### INSTRUCTION A
Pull these lines from the rows and reproduce them exactly: begin at the line that contains "chevron-right-icon: › — [1082, 180, 1089, 196]" and stop after the line that contains "nav-expropriation[interactable]: 수용재결 —".

# Lighting question



## Sweets (Dec 11, 2010)

How much light would I need for Java Ferns to grow well? I think I have too much. I attached them to some driftwood last night after learning their roots aren't supposed to be covered in sand... they just keep looking worse and worse and I'm wondering if it's the light... I don't have test kits right now.


----------



## Sweets (Dec 11, 2010)

Here is a pic of the tank


----------



## Bert H (Mar 2, 2004)

Frankly, I don't see a problem. Javas do not need much lighting typically, but too much lighting will probably show up as algae throughout the tank before showing any issues with the Javas. Sometimes it just takes them a little time to acclimate to their new tank.

On the far left leaf, you can see the roots forming where babies will soon start to grow. 

Your tank seems fairly barren of plants. How much lighting do you have over it? What kind of dosing/maintenance are you giving it?

### AVAILABLE DATA

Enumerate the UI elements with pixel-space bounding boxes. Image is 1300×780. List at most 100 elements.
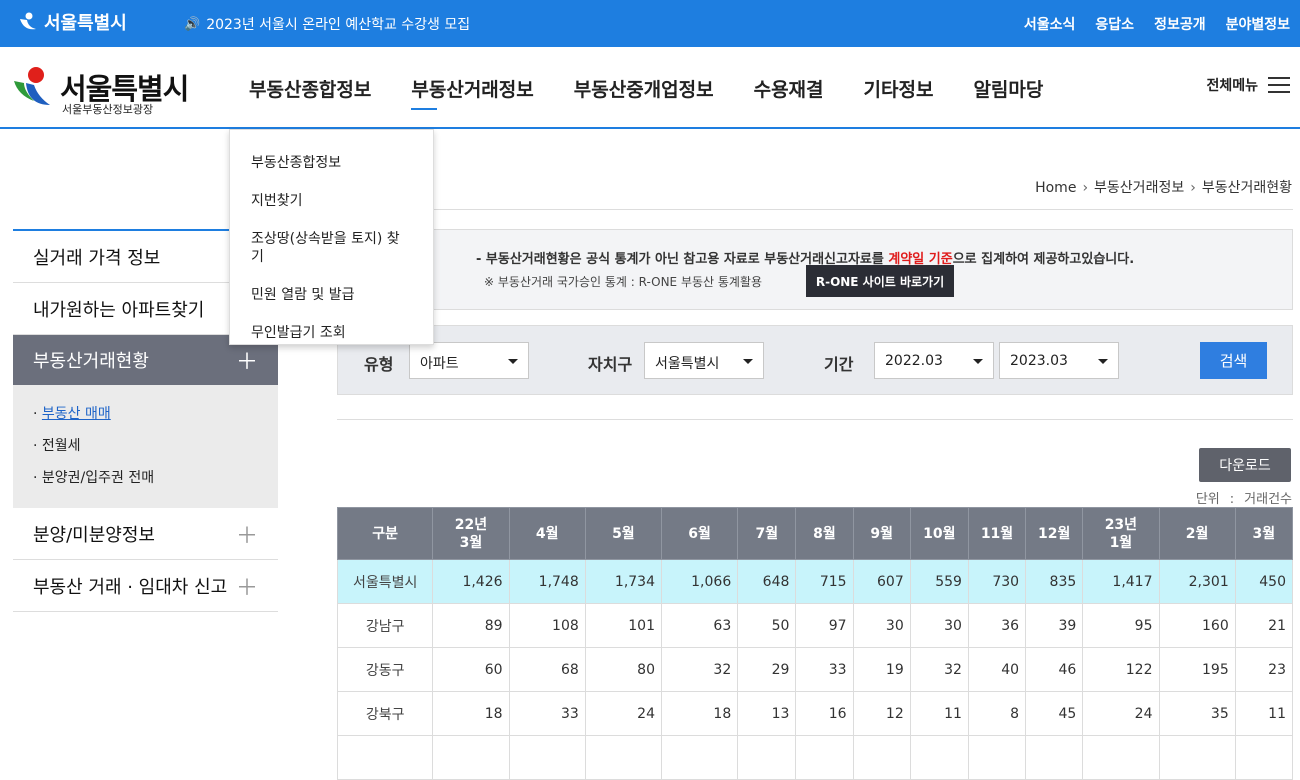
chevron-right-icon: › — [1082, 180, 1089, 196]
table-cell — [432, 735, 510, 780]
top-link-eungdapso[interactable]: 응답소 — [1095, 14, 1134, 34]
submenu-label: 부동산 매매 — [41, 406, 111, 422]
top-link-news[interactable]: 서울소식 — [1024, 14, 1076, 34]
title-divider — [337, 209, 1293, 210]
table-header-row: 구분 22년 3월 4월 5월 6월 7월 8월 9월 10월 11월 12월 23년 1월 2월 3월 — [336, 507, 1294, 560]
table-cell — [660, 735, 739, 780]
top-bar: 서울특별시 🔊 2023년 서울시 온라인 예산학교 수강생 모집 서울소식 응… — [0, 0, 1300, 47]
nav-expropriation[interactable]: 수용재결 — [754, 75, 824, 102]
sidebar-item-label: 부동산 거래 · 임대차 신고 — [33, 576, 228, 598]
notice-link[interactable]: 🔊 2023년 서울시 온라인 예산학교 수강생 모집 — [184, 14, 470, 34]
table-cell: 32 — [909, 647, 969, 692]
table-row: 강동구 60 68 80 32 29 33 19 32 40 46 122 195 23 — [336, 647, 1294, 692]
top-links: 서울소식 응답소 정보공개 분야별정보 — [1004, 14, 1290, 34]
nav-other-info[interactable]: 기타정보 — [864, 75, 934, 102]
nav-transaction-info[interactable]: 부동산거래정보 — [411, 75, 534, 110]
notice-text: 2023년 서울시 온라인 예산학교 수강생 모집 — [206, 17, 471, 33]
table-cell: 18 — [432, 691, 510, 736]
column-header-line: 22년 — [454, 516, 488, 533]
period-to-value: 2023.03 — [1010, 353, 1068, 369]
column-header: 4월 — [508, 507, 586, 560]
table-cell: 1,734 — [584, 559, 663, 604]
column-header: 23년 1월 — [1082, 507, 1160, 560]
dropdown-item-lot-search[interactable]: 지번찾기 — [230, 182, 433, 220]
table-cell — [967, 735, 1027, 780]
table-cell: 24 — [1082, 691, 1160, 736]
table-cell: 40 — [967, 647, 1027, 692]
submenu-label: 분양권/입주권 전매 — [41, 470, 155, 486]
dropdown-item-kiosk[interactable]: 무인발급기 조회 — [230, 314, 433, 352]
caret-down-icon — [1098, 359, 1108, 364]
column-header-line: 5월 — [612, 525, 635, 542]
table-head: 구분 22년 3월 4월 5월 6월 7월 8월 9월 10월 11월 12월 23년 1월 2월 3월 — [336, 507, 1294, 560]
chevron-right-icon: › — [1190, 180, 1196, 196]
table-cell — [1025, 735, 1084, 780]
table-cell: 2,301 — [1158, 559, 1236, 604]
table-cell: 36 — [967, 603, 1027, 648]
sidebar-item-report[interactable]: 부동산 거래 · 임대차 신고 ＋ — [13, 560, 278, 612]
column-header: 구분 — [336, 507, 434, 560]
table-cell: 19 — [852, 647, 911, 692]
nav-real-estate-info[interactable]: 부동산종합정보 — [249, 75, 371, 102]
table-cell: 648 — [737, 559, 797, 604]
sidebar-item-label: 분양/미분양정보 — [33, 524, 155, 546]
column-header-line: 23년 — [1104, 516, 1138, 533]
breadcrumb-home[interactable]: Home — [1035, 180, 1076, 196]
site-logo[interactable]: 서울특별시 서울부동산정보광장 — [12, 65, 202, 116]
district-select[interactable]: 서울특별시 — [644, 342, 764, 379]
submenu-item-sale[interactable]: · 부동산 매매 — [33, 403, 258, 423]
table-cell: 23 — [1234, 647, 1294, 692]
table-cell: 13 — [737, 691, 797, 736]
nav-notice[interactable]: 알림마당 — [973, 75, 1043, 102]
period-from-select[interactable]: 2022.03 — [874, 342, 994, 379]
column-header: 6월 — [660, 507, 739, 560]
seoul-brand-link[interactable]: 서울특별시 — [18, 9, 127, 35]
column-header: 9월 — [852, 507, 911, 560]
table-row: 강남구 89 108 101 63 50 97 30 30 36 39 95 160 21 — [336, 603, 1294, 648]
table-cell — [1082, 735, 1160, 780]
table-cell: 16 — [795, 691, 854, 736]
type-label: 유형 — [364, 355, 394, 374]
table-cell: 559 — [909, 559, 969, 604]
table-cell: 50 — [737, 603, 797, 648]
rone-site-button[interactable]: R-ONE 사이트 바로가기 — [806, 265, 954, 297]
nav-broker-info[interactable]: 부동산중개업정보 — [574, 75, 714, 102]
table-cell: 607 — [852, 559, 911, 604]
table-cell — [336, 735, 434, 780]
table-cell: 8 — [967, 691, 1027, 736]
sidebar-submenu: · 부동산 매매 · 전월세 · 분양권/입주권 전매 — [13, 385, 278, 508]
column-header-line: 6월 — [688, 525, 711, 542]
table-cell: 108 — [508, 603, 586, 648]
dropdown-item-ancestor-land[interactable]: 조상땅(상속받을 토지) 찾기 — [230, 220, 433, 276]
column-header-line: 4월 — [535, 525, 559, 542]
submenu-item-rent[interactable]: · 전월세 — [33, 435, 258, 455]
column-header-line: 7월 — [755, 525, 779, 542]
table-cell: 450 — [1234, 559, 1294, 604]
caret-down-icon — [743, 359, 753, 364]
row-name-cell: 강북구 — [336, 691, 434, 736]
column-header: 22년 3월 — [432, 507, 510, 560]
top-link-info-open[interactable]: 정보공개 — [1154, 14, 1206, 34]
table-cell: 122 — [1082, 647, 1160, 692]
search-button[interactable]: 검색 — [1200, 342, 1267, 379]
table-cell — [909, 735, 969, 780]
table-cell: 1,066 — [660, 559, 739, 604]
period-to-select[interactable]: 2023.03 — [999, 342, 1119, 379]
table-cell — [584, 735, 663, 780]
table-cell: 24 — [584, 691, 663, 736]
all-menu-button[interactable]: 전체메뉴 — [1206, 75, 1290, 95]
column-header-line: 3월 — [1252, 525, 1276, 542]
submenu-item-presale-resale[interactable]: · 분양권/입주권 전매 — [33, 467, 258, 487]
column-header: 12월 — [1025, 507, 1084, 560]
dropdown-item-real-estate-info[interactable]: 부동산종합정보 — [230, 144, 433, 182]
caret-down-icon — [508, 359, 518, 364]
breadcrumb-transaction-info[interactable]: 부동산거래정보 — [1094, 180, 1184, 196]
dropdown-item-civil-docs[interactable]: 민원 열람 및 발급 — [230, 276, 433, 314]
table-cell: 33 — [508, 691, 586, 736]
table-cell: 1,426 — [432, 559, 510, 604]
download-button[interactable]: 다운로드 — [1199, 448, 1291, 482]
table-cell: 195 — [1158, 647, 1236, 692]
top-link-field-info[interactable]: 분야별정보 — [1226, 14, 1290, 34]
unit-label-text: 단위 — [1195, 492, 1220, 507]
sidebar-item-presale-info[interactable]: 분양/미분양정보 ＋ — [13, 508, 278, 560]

### INSTRUCTION B
Copy the forum thread about lighting for Java Ferns in full, word for word.

### RIGHT ANSWER A
chevron-right-icon: › — [1082, 180, 1089, 196]
table-cell — [432, 735, 510, 780]
top-link-eungdapso[interactable]: 응답소 — [1095, 14, 1134, 34]
submenu-label: 부동산 매매 — [41, 406, 111, 422]
top-link-news[interactable]: 서울소식 — [1024, 14, 1076, 34]
title-divider — [337, 209, 1293, 210]
table-header-row: 구분 22년 3월 4월 5월 6월 7월 8월 9월 10월 11월 12월 23년 1월 2월 3월 — [336, 507, 1294, 560]
table-cell — [660, 735, 739, 780]
top-bar: 서울특별시 🔊 2023년 서울시 온라인 예산학교 수강생 모집 서울소식 응… — [0, 0, 1300, 47]
nav-expropriation[interactable]: 수용재결 — [754, 75, 824, 102]

### RIGHT ANSWER B
# Lighting question



## Sweets (Dec 11, 2010)

How much light would I need for Java Ferns to grow well? I think I have too much. I attached them to some driftwood last night after learning their roots aren't supposed to be covered in sand... they just keep looking worse and worse and I'm wondering if it's the light... I don't have test kits right now.


----------



## Sweets (Dec 11, 2010)

Here is a pic of the tank


----------



## Bert H (Mar 2, 2004)

Frankly, I don't see a problem. Javas do not need much lighting typically, but too much lighting will probably show up as algae throughout the tank before showing any issues with the Javas. Sometimes it just takes them a little time to acclimate to their new tank.

On the far left leaf, you can see the roots forming where babies will soon start to grow. 

Your tank seems fairly barren of plants. How much lighting do you have over it? What kind of dosing/maintenance are you giving it?